AIM: Find each line containing the string "JSON". Copy it.

MATERIAL PROVIDED:
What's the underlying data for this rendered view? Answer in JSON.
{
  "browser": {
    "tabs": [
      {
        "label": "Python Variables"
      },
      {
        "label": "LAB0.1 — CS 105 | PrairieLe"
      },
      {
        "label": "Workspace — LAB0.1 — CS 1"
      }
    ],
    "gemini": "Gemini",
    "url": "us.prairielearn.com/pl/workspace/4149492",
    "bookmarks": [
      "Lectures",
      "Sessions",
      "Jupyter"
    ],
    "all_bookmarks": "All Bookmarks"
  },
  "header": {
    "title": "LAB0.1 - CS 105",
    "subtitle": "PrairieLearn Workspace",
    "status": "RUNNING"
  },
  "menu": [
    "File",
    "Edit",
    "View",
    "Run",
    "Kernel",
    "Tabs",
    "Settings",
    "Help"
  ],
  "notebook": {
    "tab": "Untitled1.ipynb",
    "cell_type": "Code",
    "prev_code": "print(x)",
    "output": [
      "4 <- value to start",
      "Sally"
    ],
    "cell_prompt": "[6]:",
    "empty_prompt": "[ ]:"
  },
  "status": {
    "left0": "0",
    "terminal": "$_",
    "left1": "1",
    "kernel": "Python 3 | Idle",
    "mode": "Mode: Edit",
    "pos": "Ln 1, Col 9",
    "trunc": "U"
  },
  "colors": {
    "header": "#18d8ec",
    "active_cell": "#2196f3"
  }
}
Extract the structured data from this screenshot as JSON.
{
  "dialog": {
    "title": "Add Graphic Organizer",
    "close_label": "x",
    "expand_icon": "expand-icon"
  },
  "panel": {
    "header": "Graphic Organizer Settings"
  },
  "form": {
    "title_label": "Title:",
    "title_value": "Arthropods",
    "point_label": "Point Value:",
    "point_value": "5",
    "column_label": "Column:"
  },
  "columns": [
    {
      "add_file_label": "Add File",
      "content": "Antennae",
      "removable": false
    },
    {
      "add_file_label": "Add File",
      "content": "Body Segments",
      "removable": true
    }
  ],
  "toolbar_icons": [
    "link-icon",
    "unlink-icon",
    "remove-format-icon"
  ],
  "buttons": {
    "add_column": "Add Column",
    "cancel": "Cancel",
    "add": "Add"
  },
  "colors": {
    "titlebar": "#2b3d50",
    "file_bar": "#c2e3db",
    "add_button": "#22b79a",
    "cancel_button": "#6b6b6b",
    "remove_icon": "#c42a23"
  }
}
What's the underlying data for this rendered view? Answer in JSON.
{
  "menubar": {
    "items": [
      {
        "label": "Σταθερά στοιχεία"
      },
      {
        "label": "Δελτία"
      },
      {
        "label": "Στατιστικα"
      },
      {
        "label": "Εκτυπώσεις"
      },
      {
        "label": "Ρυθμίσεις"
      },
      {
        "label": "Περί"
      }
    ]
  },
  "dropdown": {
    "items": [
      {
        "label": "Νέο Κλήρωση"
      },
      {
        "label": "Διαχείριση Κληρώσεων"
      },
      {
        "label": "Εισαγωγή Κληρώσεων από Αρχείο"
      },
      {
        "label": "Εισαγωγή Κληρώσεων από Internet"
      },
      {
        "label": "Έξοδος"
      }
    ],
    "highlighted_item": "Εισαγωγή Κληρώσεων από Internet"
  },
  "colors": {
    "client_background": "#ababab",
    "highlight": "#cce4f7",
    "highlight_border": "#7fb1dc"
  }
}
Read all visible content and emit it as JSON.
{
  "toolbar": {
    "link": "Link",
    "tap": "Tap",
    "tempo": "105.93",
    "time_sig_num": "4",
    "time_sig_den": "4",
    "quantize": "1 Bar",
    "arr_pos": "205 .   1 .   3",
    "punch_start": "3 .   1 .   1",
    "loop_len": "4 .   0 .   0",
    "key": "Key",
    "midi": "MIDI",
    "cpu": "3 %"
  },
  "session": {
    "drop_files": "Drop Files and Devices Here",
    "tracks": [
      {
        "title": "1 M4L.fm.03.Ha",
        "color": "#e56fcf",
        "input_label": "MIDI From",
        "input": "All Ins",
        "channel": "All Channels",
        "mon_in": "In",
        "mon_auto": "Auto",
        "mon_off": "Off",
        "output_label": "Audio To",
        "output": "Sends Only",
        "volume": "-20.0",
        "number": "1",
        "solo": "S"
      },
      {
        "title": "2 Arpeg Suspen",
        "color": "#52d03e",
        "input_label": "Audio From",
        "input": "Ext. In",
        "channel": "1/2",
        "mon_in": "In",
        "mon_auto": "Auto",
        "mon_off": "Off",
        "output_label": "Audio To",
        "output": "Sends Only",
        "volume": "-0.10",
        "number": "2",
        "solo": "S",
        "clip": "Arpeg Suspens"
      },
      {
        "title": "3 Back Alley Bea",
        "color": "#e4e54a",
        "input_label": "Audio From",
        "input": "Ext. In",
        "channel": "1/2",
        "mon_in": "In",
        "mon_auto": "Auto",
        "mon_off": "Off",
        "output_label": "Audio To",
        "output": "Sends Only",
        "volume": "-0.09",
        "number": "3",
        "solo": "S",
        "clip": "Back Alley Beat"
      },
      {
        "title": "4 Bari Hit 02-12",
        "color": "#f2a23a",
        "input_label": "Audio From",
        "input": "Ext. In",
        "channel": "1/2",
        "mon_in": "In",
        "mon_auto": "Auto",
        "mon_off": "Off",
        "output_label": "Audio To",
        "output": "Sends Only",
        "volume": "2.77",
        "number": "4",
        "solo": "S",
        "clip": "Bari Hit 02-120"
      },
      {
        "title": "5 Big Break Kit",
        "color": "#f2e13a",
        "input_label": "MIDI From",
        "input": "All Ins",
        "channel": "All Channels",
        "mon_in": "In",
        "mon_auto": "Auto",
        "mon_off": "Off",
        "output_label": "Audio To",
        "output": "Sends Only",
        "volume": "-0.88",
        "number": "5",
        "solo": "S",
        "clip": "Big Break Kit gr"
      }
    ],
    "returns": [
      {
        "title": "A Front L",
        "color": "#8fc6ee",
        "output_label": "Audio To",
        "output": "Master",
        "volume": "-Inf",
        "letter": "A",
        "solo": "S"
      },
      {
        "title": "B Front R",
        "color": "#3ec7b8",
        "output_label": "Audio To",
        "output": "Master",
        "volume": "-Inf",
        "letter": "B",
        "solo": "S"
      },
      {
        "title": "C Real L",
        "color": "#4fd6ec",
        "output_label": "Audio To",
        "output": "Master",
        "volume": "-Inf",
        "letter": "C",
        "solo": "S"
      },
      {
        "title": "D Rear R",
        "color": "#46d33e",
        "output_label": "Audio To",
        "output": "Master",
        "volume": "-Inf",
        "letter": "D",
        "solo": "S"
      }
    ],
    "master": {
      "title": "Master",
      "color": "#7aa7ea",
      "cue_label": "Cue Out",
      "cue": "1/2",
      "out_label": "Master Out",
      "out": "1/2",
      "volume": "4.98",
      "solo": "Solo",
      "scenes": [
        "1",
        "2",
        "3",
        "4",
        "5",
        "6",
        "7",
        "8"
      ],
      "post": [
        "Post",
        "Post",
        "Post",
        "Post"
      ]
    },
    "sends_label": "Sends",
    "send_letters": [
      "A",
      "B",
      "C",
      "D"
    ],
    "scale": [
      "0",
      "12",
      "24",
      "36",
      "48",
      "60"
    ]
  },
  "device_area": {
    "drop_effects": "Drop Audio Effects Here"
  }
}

REPLY:
What's the underlying data for this rendered view? Answer in JSON.
Extract the structured data from this screenshot as JSON.
What's the underlying data for this rendered view? Answer in JSON.
Read all visible content and emit it as JSON.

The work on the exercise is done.